— start of DATA TO PROCESS —

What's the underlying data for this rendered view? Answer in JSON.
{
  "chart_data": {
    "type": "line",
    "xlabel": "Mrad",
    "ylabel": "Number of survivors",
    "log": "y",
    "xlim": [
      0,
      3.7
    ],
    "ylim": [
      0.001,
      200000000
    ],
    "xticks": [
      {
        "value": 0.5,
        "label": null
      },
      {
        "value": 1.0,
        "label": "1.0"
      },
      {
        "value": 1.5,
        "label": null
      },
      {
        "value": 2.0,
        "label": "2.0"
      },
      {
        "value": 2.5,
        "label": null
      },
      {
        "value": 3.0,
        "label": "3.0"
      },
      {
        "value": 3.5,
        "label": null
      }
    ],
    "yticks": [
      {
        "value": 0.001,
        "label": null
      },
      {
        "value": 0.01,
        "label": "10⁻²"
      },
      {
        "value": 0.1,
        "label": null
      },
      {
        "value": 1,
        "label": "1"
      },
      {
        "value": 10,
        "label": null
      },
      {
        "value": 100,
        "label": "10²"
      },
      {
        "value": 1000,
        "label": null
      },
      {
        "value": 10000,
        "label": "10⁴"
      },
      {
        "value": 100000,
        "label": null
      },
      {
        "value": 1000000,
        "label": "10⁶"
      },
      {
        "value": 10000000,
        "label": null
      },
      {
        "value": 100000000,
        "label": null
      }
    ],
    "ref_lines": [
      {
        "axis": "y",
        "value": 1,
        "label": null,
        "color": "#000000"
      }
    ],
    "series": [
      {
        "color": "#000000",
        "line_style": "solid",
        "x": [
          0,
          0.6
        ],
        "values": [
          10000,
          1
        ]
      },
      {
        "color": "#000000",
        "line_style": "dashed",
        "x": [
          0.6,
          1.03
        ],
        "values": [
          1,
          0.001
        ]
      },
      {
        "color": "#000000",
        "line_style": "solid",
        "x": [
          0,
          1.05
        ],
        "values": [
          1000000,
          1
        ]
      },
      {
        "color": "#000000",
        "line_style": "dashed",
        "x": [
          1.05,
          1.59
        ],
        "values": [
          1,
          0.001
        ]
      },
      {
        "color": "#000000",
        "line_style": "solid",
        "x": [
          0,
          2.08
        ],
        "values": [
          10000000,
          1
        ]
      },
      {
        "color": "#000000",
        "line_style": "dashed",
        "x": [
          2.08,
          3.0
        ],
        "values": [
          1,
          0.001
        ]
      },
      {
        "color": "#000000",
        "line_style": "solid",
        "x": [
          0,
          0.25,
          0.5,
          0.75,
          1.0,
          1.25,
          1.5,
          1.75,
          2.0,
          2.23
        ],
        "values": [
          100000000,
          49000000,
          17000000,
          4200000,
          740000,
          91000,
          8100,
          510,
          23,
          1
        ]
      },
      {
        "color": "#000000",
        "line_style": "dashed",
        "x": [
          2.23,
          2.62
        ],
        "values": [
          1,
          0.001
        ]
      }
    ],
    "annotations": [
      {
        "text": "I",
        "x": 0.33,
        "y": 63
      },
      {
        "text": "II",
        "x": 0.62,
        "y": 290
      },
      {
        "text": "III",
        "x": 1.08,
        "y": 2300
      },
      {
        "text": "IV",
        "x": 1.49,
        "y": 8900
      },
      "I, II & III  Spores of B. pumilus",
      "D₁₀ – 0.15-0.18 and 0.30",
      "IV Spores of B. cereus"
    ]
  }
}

— end of DATA TO PROCESS —
— start of DATA TO PROCESS —

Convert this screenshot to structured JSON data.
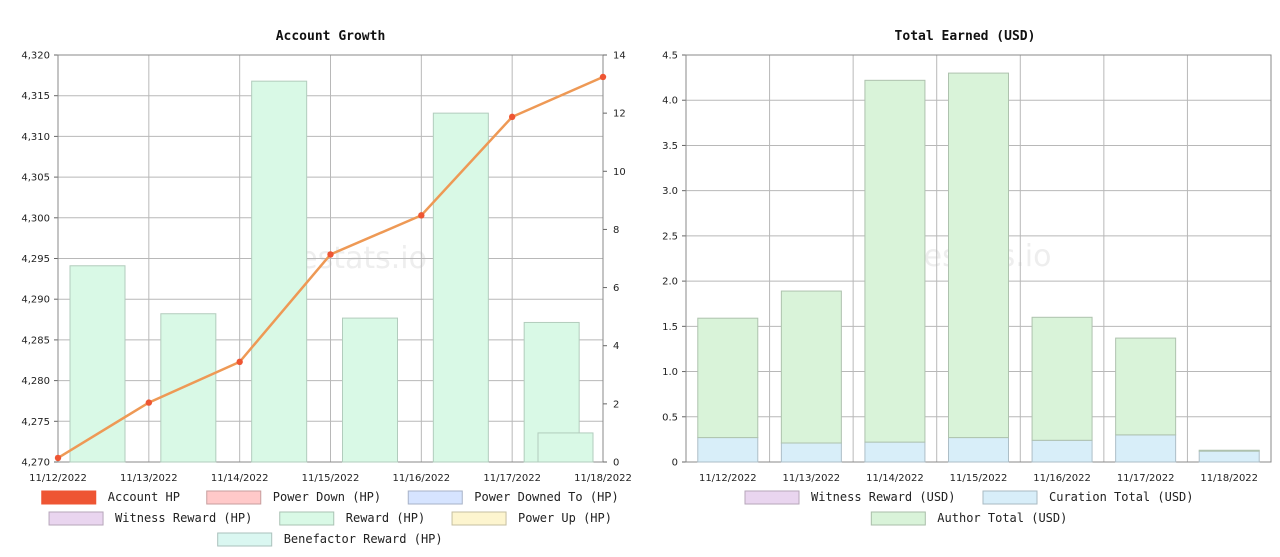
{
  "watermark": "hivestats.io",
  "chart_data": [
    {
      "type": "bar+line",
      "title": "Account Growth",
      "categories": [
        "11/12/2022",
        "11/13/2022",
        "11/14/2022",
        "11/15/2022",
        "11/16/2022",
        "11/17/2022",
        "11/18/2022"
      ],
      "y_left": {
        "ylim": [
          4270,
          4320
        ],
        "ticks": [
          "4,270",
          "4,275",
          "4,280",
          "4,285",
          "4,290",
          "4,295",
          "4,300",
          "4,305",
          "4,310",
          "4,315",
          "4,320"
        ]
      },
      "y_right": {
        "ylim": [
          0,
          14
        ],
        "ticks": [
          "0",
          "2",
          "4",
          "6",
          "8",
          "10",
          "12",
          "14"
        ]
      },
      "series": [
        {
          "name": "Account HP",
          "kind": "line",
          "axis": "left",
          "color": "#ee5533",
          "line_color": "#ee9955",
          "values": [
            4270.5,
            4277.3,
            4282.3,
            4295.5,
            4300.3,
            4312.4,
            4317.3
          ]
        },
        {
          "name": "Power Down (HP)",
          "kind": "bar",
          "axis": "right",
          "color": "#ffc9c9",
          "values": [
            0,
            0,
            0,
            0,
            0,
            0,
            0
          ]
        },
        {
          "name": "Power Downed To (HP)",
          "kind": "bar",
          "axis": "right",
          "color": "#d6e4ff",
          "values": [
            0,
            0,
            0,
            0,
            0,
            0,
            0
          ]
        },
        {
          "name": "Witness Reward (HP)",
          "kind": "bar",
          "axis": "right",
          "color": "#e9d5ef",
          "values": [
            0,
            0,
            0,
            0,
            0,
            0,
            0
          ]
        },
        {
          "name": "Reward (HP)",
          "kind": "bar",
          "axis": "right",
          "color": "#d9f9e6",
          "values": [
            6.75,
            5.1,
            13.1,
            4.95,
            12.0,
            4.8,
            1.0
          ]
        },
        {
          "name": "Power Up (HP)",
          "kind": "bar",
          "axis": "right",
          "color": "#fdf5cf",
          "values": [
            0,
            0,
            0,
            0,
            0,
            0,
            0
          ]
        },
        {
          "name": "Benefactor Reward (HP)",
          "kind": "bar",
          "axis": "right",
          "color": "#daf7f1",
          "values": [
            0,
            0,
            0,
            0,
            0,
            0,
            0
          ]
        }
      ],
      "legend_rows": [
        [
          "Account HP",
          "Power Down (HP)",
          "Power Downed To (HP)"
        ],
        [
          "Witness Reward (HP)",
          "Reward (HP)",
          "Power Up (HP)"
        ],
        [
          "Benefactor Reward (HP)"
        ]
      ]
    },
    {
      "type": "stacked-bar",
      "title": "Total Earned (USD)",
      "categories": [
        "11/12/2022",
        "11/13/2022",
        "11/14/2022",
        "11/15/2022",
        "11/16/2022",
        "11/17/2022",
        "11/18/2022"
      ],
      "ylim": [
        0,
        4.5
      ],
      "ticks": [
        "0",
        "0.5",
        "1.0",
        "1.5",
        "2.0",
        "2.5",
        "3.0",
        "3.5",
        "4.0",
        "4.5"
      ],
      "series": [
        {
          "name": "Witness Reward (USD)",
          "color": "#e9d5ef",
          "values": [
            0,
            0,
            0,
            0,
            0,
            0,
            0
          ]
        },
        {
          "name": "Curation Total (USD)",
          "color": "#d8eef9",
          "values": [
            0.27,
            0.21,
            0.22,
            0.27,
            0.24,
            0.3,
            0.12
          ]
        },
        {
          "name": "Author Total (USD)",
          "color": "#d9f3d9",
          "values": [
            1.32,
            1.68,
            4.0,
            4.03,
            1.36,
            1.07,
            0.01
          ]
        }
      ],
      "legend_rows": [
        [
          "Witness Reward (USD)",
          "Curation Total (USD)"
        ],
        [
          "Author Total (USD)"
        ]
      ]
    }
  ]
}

— end of DATA TO PROCESS —

GIVEN INSTRUCTION = Pick out all lines from the data above in which the word "Curation" appears.

COMPLETE RESPONSE =
          "name": "Curation Total (USD)",
          "Curation Total (USD)"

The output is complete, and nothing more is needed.